◆ **Consigna 1**: Indica si cada afirmación concuerda con el texto sobre el 15M y justifica tu respuesta con las palabras exactas del texto que la deciden. (a) La clase obrera fue derrotada hace treinta años. (b) La dominación capitalista ha retrocedido de forma notable. (c) El sindicalismo minoritario conseguirá revivir lo que quedó de la clase obrera.
◆ **Consigna 2**: Prosigue el texto sobre el 15M con un párrafo que comience después de su última oración.

◆ **Texto**:
========================

Miquel Amorós sobre el 15M. (14-06-2011)
Cuando los excesos de la dominación generan protestas cuya
realidad queda certificada por los medios se produce una ilusión de conciencia,
un despertar aparente que parece anunciar la reaparición de la cuestión social
y el retorno del sujeto destinado a protagonizar un nuevo cambio histórico. Sin
embargo, al comprobar el carácter trivial y frívolo de las reivindicaciones
centrales y al oír las repeticiones chabacanas de las ideologías progresistas,
se nos disipan las dudas respecto a lo que realmente ha vuelto a través de la
protesta consentida, que no es otra cosa que el cadáver del sujeto. La cuestión
social continúa sin plantearse en profundidad, mientras que todos los muertos
guardados en los armarios de las ideologías salen de paseo. A pesar del contenido
de verdad que tenga, una protesta que flote en aguas estancadas junto a los
restos podridos de otras seudoalgaradas anteriores no es el lugar más propicio
para la reformulación de un proyecto de cambio real. Aunque se dote de
mecanismos horizontales de toma de decisiones, aunque se constituya en
asamblea, quienes toman la palabra en ella son en su mayoría impostores o
aprendices de impostores. La razón se siente impotente ante la avalancha de
lugares comunes extraídos del vertedero de la Historia, constatándose que la
dominación capitalista –el sistema—no ha retrocedido un ápice, y que más bien,
manipulando a sus víctimas, ha creado una falsa oposición civil con la que
disipar los fuegos de la rebelión. No podía ser de otro modo. La clase obrera
fue derrotada irremisiblemente hace treinta años y en su lugar no quedaron más
que despojos que el sindicalismo minoritario no consigue ni conseguirá jamás
revivir, coexistiendo con un gueto juvenil de militantes y refractarios,
reducido y parcialmente empantanado. Nada con lo que reemprender lo que Hegel
llamaba “el rudo trabajo de la inteligencia” con la que ilustrar a las nuevas
generaciones, que, cuando hayan de echar mano al concepto, se darán de bruces
con el tópico.

========================

◆ **Líneas de datos**:
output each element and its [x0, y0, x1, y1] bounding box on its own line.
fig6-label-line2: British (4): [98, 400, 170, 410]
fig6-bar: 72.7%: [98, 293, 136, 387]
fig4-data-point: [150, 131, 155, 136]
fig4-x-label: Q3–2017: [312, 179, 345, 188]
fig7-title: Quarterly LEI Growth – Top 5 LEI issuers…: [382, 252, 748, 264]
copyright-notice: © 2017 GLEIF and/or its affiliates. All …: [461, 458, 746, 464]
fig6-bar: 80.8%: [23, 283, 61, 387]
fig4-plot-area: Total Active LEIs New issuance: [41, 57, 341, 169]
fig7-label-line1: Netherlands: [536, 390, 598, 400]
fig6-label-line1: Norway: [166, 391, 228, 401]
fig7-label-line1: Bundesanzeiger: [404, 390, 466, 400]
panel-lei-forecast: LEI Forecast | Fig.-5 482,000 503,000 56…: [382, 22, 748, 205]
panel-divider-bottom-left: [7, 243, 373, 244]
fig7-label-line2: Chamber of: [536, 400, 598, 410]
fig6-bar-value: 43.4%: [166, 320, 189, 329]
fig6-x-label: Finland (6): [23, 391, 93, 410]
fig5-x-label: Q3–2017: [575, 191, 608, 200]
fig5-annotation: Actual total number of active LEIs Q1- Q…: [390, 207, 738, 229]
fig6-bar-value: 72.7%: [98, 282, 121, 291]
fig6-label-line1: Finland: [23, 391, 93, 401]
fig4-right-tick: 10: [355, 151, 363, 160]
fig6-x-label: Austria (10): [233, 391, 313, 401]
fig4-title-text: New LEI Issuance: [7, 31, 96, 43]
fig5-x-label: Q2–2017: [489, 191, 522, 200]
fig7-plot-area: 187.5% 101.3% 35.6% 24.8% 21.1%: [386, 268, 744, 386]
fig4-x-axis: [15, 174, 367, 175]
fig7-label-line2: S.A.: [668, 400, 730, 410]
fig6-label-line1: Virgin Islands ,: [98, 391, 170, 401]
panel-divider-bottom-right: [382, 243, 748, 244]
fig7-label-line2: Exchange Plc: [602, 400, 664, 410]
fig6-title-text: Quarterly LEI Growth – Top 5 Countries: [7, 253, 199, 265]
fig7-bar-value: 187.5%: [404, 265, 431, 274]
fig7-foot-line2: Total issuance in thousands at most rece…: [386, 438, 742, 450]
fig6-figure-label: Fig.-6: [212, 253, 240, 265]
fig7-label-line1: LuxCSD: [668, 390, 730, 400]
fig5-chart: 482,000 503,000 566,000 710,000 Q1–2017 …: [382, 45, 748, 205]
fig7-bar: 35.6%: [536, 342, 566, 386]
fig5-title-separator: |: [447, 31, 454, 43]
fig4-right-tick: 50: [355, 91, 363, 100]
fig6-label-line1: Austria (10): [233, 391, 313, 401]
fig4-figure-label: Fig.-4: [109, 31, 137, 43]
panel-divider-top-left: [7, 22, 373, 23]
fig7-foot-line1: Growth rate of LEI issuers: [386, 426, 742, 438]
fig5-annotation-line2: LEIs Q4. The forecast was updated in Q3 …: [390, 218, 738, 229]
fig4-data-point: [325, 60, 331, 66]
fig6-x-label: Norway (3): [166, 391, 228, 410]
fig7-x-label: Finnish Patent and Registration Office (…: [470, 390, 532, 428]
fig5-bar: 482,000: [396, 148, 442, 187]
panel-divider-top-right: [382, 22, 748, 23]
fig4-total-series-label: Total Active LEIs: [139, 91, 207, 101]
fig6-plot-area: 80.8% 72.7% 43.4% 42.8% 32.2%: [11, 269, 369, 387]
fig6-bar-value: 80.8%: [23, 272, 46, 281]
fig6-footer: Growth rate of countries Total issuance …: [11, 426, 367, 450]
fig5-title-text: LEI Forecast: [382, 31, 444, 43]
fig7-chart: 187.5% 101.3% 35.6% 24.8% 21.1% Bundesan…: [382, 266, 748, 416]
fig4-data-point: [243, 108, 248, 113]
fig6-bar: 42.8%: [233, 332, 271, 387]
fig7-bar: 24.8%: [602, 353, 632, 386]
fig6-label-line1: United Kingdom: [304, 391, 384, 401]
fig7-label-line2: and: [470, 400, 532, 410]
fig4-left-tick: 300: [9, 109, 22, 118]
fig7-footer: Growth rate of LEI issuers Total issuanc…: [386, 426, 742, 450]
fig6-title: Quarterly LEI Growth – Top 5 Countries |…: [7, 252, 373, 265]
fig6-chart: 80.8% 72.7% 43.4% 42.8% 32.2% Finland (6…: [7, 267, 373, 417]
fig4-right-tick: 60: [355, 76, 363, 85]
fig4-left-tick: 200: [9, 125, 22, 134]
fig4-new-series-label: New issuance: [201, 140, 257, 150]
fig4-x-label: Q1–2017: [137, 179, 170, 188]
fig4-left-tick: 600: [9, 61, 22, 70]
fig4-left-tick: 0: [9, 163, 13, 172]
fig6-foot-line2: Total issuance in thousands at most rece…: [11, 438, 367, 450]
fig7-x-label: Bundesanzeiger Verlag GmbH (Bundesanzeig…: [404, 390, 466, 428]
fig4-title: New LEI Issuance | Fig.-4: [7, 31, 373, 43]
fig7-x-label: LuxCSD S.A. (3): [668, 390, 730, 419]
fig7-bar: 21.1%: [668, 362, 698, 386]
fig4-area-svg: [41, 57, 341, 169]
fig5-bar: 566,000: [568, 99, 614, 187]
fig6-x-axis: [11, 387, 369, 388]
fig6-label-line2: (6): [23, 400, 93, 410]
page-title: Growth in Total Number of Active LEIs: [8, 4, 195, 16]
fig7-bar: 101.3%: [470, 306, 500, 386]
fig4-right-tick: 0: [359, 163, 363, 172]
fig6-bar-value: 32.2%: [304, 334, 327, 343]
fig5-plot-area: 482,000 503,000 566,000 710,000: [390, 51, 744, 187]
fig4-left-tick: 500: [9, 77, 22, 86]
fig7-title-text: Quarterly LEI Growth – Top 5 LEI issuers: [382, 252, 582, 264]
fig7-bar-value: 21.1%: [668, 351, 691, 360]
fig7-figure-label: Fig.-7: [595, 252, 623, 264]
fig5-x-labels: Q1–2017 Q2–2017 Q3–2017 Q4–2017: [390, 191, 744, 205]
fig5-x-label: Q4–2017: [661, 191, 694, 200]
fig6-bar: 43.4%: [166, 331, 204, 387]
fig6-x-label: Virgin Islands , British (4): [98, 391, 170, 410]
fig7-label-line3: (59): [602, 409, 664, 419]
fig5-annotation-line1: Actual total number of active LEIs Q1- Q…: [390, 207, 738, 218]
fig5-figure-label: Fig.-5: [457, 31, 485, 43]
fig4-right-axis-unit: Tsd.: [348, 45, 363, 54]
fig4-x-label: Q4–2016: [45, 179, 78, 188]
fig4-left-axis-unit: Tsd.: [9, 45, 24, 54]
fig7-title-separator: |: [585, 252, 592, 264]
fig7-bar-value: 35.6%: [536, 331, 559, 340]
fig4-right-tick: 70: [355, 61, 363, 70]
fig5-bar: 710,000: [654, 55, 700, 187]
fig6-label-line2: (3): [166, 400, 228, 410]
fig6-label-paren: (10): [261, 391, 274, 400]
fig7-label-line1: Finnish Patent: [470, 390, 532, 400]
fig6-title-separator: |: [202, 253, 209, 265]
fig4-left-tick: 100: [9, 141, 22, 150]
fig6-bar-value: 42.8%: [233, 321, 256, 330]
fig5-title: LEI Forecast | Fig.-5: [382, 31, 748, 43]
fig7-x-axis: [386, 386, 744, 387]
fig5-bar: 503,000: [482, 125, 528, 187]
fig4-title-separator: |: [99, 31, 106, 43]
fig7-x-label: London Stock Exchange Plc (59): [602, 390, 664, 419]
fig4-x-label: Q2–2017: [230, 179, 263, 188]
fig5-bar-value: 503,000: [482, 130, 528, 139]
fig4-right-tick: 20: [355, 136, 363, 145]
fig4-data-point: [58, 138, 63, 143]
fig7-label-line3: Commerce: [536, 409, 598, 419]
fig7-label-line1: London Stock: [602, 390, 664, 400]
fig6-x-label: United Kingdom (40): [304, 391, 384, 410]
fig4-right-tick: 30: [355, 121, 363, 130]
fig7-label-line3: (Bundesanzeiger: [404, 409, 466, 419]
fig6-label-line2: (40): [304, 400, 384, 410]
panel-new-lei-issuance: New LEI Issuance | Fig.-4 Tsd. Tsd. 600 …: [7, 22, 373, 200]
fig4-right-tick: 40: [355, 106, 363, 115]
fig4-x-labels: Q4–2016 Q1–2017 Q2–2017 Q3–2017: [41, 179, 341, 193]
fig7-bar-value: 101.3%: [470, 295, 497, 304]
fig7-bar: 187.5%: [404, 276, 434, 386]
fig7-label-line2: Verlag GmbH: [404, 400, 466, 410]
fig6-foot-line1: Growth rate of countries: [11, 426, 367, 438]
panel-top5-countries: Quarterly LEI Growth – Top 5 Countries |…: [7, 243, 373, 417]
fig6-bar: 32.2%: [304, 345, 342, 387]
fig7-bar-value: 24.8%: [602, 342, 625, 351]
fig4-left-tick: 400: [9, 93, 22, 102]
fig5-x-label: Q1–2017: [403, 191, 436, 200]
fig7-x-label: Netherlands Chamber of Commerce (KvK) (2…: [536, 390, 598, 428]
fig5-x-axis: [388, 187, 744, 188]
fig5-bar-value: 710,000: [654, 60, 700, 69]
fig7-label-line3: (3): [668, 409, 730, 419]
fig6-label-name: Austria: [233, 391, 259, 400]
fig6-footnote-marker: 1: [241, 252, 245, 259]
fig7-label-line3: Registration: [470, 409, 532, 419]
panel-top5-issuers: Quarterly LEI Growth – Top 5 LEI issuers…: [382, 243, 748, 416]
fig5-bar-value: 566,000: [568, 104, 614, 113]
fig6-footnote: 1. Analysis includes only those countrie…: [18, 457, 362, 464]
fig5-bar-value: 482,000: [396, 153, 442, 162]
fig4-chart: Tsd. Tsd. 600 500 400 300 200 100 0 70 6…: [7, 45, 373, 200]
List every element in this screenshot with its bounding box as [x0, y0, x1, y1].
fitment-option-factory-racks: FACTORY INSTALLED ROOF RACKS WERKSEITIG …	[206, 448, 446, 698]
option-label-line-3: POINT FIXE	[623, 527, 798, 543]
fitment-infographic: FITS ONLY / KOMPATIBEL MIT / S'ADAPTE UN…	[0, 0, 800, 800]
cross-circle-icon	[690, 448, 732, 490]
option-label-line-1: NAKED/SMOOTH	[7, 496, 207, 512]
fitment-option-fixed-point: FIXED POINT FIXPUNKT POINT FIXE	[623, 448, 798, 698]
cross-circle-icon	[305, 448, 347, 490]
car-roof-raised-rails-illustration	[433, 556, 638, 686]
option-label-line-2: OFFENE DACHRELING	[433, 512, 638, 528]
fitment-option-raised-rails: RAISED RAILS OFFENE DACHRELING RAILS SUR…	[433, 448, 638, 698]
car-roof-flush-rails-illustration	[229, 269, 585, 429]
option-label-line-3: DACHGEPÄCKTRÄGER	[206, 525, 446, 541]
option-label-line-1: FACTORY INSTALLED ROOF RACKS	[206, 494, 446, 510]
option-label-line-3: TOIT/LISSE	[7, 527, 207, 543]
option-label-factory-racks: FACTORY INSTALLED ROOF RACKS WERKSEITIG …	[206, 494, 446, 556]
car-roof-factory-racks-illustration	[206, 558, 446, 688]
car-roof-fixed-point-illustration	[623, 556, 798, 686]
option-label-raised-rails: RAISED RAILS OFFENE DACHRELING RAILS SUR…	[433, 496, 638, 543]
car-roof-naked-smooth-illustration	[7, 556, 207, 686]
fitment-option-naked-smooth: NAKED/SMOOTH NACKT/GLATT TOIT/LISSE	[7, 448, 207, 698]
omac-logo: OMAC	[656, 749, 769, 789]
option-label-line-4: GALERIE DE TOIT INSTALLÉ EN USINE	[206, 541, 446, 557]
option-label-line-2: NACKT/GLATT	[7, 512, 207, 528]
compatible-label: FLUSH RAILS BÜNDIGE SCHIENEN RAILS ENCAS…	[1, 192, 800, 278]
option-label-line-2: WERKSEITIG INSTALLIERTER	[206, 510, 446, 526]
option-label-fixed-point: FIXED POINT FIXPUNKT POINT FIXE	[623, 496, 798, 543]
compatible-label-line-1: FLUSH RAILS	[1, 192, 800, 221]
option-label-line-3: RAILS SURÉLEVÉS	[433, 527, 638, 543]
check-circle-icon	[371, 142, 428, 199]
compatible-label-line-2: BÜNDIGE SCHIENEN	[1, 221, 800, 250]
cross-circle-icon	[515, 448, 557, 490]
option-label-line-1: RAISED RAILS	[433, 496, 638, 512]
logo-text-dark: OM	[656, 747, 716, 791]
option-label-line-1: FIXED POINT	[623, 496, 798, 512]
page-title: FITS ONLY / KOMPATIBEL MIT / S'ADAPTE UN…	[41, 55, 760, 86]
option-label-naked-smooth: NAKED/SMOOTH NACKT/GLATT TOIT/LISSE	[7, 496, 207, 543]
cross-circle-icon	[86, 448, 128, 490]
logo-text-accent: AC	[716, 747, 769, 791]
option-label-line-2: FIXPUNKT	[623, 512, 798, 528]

========================

◆ **Respuesta esperada 1**:
(a) Sí: «La clase obrera fue derrotada irremisiblemente hace treinta años».
(b) No: «la dominación capitalista –el sistema—no ha retrocedido un ápice».
(c) No: «el sindicalismo minoritario no consigue ni conseguirá jamás revivir».

◆ **Respuesta esperada 2**:
En todas las nuevas protestas espectaculares dos rasgos
comunes están siempre presentes: primero, una gran cantidad de amigos
sospechosos, que desde los medios oficiales ponderan, reargumentan y justifican
la protesta propiamente descafeinada, de la que podan con firmeza sus brotes
radicales. Segundo, una voluntad obsesiva de no buscarse enemigos, ni en las
fuerzas del orden, ni en los partidos, ni en el Estado, ni en la mismísima
economía, puesto que todas las propuestas de máximos o de mínimos, por extrañas
que suenen, caben dentro del sistema (otra cosa es que el sistema decida
incorporarlas). De ahí el pacifismo enfermizo, su reverso lúdico-festivo, la
ambigüedad ante las elecciones y la preferencia por medidas que impliquen más
poder estatal o mayor desarrollo económico (más capitalismo), rasgos que
determinan una ideología específica, el ciudadanismo, reflejo exacto de una
manera de pensar en vacío que arraiga sin problemas en el terreno abonado de la
contestación baladí. Al menos una cosa ha de quedar clara: la protesta
ciudadanista no cuestiona el sistema, no persigue subvertir el orden
establecido, ni quiere poner otro en su lugar. Lo que quiere es participar, así
que no postula un modo de vivir (y de producir) radicalmente opuesto al modo
vigente. Su programa, en caso de confeccionarse, no iría más allá de reformas
destinadas a abrir vías a la colaboración institucionalizada y a repartir las
consecuencias de la crisis económica con la clase dominante de forma más
equilibrada. Es una simple llamada de civismo a la dominación. Nada de cambiar la
condición de asalariado, votante, automovilista e hipotecado, sino preservarla
–si eso es posible- con empleo estable, reformas electorales y salario
suficiente. La condición proletaria subsiste, pero disimulada bajo una supuesta
condición ciudadana. El combate por su abolición ya no es una disputa
encarnizada entre clases por el control y gestión del espacio social como
sucedía en tiempos pasados, sino el ejercicio tranquilo de un derecho político
en el marco de un Estado asequible y neutral.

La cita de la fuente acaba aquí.